* Supplied text
- - - -

Cork march on as Waterford show fight in emotional last stand

Déise boss Derek McGrath will take his time deciding if he will stay on with county

 

Cork 1-23 Waterford 1-20

And now the end is here. Only for a game with no lasting impact on the summer beyond deciding Cork’s next route of passage, it may yet leave a lasting touch on Waterford hurling. Emotionally it feels like it already has.

It ended with Cork digging deep into the seven minutes of injury time to score the final three points of the game, and with that seal their place in the Munster hurling final against Clare. By then Waterford had dug out every last ounce of pride to inject the game with life far beyond its meaning, only to still come up short.

As BB King might sing, if it wasn’t for bad luck, this team would have no luck at all. After four straight Sundays of it Waterford manager Derek McGrath might feel he had nothing left to give either, only despite the hints and speculation this would be end of his five-year term, McGrath suddenly and understandably wasn’t so sure.

“I don’t have a story for you today on it,” said McGrath, standing with his back against the wall outside the Waterford dressingroom, staring straight ahead through watery eyes.

“I’ll give myself some time, talk to my family. Everything I’ve done this year was pointed towards what’s happening at the end of the year, and it was complete immersion on everyone’s behalf, the team and the management.

“I think the last few weeks, I’m not going to say they changed my mind, but we geared towards the Munster championship, and it went horribly wrong in a number of ways. We had a plan for the Munster championship and it still might have been the right plan if circumstances had turned out differently.

“You don’t always get what you deserve, first and foremost. I thought they were fatigued by the end of it, out on our feet and Cork were kind of coming at the right time. They got their goal at a crucial time.

“The overriding emotion for us is one of absolute pride in how these guys represented their county. It has been the most difficult week of our lives, in terms of preparation, and to produce a performance like that, dying on their backs with their boots on, it is a very proud moment for us the management and for the players themselves, albeit not to get over the line.”

- - - -

* Data rows
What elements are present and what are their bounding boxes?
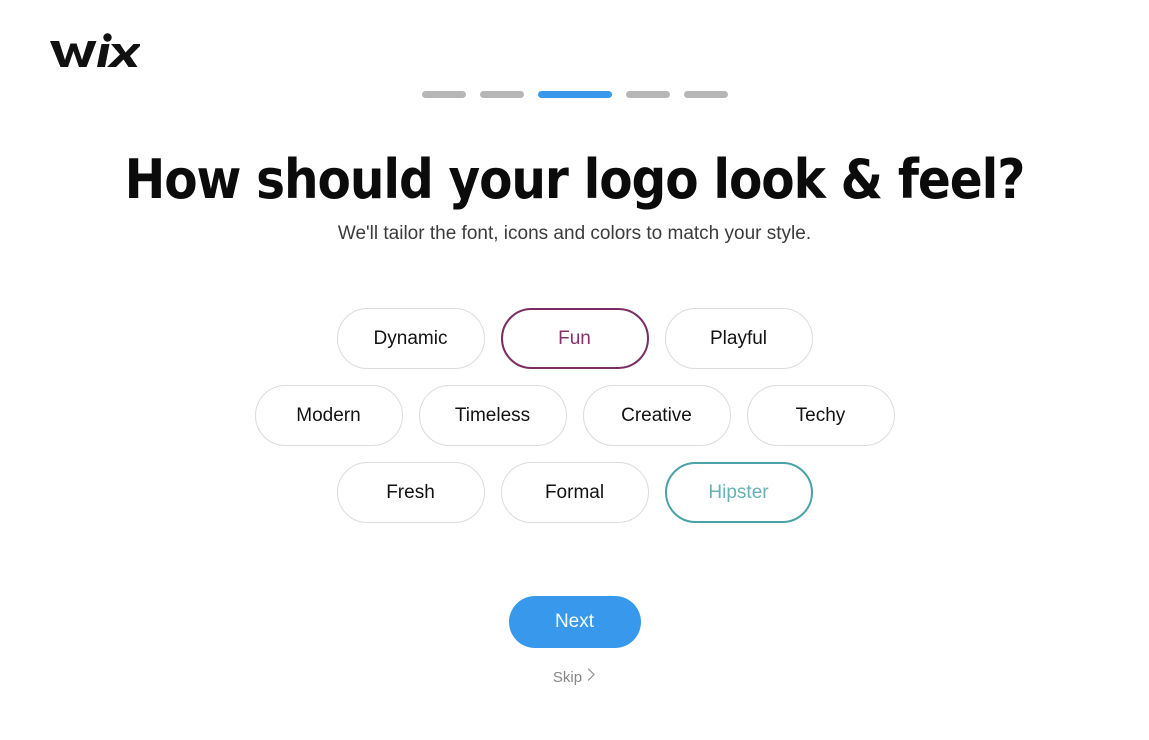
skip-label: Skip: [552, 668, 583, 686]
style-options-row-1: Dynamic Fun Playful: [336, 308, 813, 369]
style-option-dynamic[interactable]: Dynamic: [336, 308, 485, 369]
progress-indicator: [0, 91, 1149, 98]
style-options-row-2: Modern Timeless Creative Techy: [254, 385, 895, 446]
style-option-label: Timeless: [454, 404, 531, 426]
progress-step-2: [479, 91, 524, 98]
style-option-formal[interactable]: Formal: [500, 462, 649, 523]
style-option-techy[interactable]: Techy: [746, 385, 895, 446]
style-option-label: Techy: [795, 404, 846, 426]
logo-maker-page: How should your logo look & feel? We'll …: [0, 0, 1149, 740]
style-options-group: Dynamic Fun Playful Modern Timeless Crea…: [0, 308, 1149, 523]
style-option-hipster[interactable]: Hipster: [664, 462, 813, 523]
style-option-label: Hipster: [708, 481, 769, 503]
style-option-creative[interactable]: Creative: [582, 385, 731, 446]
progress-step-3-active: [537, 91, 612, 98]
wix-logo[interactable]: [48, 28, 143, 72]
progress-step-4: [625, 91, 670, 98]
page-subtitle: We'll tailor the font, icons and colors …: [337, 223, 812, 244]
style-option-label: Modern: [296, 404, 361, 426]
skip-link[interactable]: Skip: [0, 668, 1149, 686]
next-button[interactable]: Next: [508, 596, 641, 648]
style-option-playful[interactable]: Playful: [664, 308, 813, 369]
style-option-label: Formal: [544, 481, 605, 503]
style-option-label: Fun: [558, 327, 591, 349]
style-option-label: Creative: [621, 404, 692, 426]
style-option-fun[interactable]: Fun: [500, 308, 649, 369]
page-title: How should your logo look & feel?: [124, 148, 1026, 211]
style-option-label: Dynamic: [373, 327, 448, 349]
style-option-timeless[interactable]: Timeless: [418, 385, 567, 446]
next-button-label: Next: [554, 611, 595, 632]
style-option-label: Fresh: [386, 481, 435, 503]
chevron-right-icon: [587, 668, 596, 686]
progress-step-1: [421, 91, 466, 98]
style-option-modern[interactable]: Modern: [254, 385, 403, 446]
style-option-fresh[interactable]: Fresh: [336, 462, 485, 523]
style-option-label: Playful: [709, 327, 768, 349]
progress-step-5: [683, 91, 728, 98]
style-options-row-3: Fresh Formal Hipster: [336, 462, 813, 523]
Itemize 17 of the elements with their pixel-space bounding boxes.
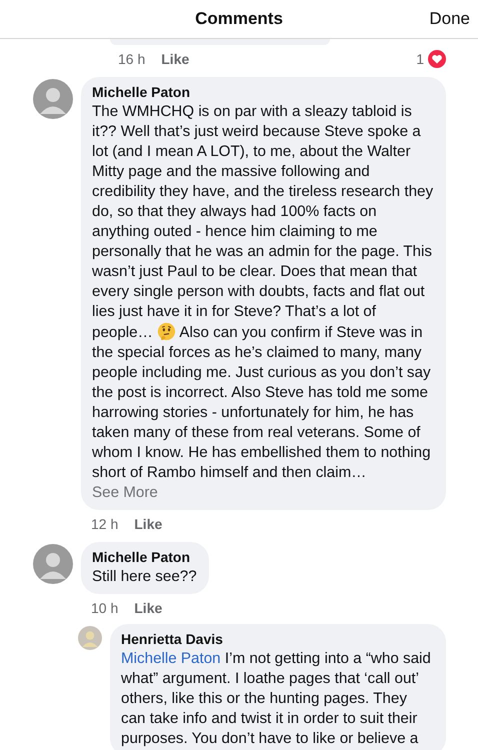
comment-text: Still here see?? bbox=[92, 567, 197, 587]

- - - -

* Written instruction 1
In the match report, which team will Cork play in the Munster hurling final?
* Written instruction 2
From the rows, return unchanged every line between the line holding "skip-label: Skip: [552, 668, 583, 686]" and the line holding "style-option-label: Fun: [558, 327, 591, 349]", inclusive.
The match report and the rows have nothing to do with each other.

* Correct answer 1
Clare.

* Correct answer 2
skip-label: Skip: [552, 668, 583, 686]
style-options-row-1: Dynamic Fun Playful: [336, 308, 813, 369]
style-option-dynamic[interactable]: Dynamic: [336, 308, 485, 369]
progress-indicator: [0, 91, 1149, 98]
style-options-row-2: Modern Timeless Creative Techy: [254, 385, 895, 446]
style-option-label: Timeless: [454, 404, 531, 426]
progress-step-2: [479, 91, 524, 98]
style-option-formal[interactable]: Formal: [500, 462, 649, 523]
style-option-techy[interactable]: Techy: [746, 385, 895, 446]
style-option-label: Techy: [795, 404, 846, 426]
logo-maker-page: How should your logo look & feel? We'll …: [0, 0, 1149, 740]
style-options-group: Dynamic Fun Playful Modern Timeless Crea…: [0, 308, 1149, 523]
style-option-hipster[interactable]: Hipster: [664, 462, 813, 523]
style-option-label: Hipster: [708, 481, 769, 503]
style-option-creative[interactable]: Creative: [582, 385, 731, 446]
progress-step-3-active: [537, 91, 612, 98]
wix-logo[interactable]: [48, 28, 143, 72]
progress-step-4: [625, 91, 670, 98]
page-subtitle: We'll tailor the font, icons and colors …: [337, 223, 812, 244]
style-option-label: Modern: [296, 404, 361, 426]
skip-link[interactable]: Skip: [0, 668, 1149, 686]
next-button[interactable]: Next: [508, 596, 641, 648]
style-option-playful[interactable]: Playful: [664, 308, 813, 369]
style-option-label: Formal: [544, 481, 605, 503]
style-option-label: Fun: [558, 327, 591, 349]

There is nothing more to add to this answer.